_Short problem_.
Reproduce each of the lines word for word.
= = = = = = =
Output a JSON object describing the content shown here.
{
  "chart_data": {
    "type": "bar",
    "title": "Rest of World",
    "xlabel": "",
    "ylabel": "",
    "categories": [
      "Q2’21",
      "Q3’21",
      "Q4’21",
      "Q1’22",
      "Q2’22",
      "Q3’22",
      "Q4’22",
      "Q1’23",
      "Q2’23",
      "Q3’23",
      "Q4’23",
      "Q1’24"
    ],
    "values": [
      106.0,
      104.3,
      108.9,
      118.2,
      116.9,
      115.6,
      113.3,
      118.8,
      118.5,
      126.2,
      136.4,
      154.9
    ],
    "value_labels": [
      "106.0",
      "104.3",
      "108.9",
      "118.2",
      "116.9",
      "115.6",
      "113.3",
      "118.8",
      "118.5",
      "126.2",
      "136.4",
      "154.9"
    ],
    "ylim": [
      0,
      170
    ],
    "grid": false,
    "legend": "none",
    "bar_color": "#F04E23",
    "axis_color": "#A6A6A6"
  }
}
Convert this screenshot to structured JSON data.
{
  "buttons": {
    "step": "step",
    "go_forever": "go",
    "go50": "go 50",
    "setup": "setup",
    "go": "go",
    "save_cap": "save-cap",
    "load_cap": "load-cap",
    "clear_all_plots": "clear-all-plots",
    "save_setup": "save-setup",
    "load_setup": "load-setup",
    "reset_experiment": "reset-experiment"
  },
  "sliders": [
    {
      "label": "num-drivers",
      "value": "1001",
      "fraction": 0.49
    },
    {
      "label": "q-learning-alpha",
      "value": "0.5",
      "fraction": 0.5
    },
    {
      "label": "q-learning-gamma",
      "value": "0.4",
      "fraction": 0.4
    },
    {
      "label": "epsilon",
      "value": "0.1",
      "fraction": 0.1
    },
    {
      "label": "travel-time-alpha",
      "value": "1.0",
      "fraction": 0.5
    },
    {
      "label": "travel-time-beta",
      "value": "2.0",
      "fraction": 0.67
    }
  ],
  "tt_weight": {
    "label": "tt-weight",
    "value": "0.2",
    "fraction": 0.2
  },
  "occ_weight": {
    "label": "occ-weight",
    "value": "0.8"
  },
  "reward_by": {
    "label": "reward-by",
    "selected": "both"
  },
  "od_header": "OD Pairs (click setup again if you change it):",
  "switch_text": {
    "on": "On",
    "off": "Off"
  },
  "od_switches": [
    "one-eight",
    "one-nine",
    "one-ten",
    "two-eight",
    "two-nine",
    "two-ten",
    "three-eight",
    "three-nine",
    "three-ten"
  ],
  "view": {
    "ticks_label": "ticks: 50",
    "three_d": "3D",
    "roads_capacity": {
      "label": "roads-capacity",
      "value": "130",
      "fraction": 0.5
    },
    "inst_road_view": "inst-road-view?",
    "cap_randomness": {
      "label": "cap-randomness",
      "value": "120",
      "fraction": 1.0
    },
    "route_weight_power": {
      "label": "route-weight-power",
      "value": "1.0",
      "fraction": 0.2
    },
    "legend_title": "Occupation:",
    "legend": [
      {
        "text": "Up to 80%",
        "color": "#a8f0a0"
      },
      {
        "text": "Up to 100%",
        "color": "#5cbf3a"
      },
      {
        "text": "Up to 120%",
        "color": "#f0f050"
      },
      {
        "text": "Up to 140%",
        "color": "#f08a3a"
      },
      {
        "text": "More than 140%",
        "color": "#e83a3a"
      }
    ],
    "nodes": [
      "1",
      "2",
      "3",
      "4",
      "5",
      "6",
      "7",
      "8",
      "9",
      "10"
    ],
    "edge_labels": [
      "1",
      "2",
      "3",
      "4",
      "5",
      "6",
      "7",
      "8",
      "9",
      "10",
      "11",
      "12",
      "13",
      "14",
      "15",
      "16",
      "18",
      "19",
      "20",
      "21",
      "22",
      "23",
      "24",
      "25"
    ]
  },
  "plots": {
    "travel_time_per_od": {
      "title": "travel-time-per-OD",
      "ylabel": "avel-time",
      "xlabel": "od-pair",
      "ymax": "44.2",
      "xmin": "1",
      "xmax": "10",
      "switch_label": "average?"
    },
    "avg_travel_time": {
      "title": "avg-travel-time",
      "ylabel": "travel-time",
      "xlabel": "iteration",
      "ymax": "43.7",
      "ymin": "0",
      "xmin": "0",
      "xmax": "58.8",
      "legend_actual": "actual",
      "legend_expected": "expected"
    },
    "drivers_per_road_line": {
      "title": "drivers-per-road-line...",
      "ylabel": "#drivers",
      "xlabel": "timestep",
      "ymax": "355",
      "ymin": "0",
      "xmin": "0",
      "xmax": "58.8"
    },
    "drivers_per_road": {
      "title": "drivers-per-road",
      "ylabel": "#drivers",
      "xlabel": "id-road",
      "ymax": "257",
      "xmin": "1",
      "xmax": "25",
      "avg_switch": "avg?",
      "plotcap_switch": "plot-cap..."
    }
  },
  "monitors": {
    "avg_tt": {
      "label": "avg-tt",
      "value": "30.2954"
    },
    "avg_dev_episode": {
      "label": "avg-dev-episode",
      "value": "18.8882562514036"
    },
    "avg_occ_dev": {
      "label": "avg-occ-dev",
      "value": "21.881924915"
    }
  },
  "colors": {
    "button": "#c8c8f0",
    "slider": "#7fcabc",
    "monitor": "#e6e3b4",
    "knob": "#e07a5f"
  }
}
= = = = = = =
_Full answer_.
Output a JSON object describing the content shown here.
{
  "chart_data": {
    "type": "bar",
    "title": "Rest of World",
    "xlabel": "",
    "ylabel": "",
    "categories": [
      "Q2’21",
      "Q3’21",
      "Q4’21",
      "Q1’22",
      "Q2’22",
      "Q3’22",
      "Q4’22",
      "Q1’23",
      "Q2’23",
      "Q3’23",
      "Q4’23",
      "Q1’24"
    ],
    "values": [
      106.0,
      104.3,
      108.9,
      118.2,
      116.9,
      115.6,
      113.3,
      118.8,
      118.5,
      126.2,
      136.4,
      154.9
    ],
    "value_labels": [
      "106.0",
      "104.3",
      "108.9",
      "118.2",
      "116.9",
      "115.6",
      "113.3",
      "118.8",
      "118.5",
      "126.2",
      "136.4",
      "154.9"
    ],
    "ylim": [
      0,
      170
    ],
    "grid": false,
    "legend": "none",
    "bar_color": "#F04E23",
    "axis_color": "#A6A6A6"
  }
}
Convert this screenshot to structured JSON data.
{
  "buttons": {
    "step": "step",
    "go_forever": "go",
    "go50": "go 50",
    "setup": "setup",
    "go": "go",
    "save_cap": "save-cap",
    "load_cap": "load-cap",
    "clear_all_plots": "clear-all-plots",
    "save_setup": "save-setup",
    "load_setup": "load-setup",
    "reset_experiment": "reset-experiment"
  },
  "sliders": [
    {
      "label": "num-drivers",
      "value": "1001",
      "fraction": 0.49
    },
    {
      "label": "q-learning-alpha",
      "value": "0.5",
      "fraction": 0.5
    },
    {
      "label": "q-learning-gamma",
      "value": "0.4",
      "fraction": 0.4
    },
    {
      "label": "epsilon",
      "value": "0.1",
      "fraction": 0.1
    },
    {
      "label": "travel-time-alpha",
      "value": "1.0",
      "fraction": 0.5
    },
    {
      "label": "travel-time-beta",
      "value": "2.0",
      "fraction": 0.67
    }
  ],
  "tt_weight": {
    "label": "tt-weight",
    "value": "0.2",
    "fraction": 0.2
  },
  "occ_weight": {
    "label": "occ-weight",
    "value": "0.8"
  },
  "reward_by": {
    "label": "reward-by",
    "selected": "both"
  },
  "od_header": "OD Pairs (click setup again if you change it):",
  "switch_text": {
    "on": "On",
    "off": "Off"
  },
  "od_switches": [
    "one-eight",
    "one-nine",
    "one-ten",
    "two-eight",
    "two-nine",
    "two-ten",
    "three-eight",
    "three-nine",
    "three-ten"
  ],
  "view": {
    "ticks_label": "ticks: 50",
    "three_d": "3D",
    "roads_capacity": {
      "label": "roads-capacity",
      "value": "130",
      "fraction": 0.5
    },
    "inst_road_view": "inst-road-view?",
    "cap_randomness": {
      "label": "cap-randomness",
      "value": "120",
      "fraction": 1.0
    },
    "route_weight_power": {
      "label": "route-weight-power",
      "value": "1.0",
      "fraction": 0.2
    },
    "legend_title": "Occupation:",
    "legend": [
      {
        "text": "Up to 80%",
        "color": "#a8f0a0"
      },
      {
        "text": "Up to 100%",
        "color": "#5cbf3a"
      },
      {
        "text": "Up to 120%",
        "color": "#f0f050"
      },
      {
        "text": "Up to 140%",
        "color": "#f08a3a"
      },
      {
        "text": "More than 140%",
        "color": "#e83a3a"
      }
    ],
    "nodes": [
      "1",
      "2",
      "3",
      "4",
      "5",
      "6",
      "7",
      "8",
      "9",
      "10"
    ],
    "edge_labels": [
      "1",
      "2",
      "3",
      "4",
      "5",
      "6",
      "7",
      "8",
      "9",
      "10",
      "11",
      "12",
      "13",
      "14",
      "15",
      "16",
      "18",
      "19",
      "20",
      "21",
      "22",
      "23",
      "24",
      "25"
    ]
  },
  "plots": {
    "travel_time_per_od": {
      "title": "travel-time-per-OD",
      "ylabel": "avel-time",
      "xlabel": "od-pair",
      "ymax": "44.2",
      "xmin": "1",
      "xmax": "10",
      "switch_label": "average?"
    },
    "avg_travel_time": {
      "title": "avg-travel-time",
      "ylabel": "travel-time",
      "xlabel": "iteration",
      "ymax": "43.7",
      "ymin": "0",
      "xmin": "0",
      "xmax": "58.8",
      "legend_actual": "actual",
      "legend_expected": "expected"
    },
    "drivers_per_road_line": {
      "title": "drivers-per-road-line...",
      "ylabel": "#drivers",
      "xlabel": "timestep",
      "ymax": "355",
      "ymin": "0",
      "xmin": "0",
      "xmax": "58.8"
    },
    "drivers_per_road": {
      "title": "drivers-per-road",
      "ylabel": "#drivers",
      "xlabel": "id-road",
      "ymax": "257",
      "xmin": "1",
      "xmax": "25",
      "avg_switch": "avg?",
      "plotcap_switch": "plot-cap..."
    }
  },
  "monitors": {
    "avg_tt": {
      "label": "avg-tt",
      "value": "30.2954"
    },
    "avg_dev_episode": {
      "label": "avg-dev-episode",
      "value": "18.8882562514036"
    },
    "avg_occ_dev": {
      "label": "avg-occ-dev",
      "value": "21.881924915"
    }
  },
  "colors": {
    "button": "#c8c8f0",
    "slider": "#7fcabc",
    "monitor": "#e6e3b4",
    "knob": "#e07a5f"
  }
}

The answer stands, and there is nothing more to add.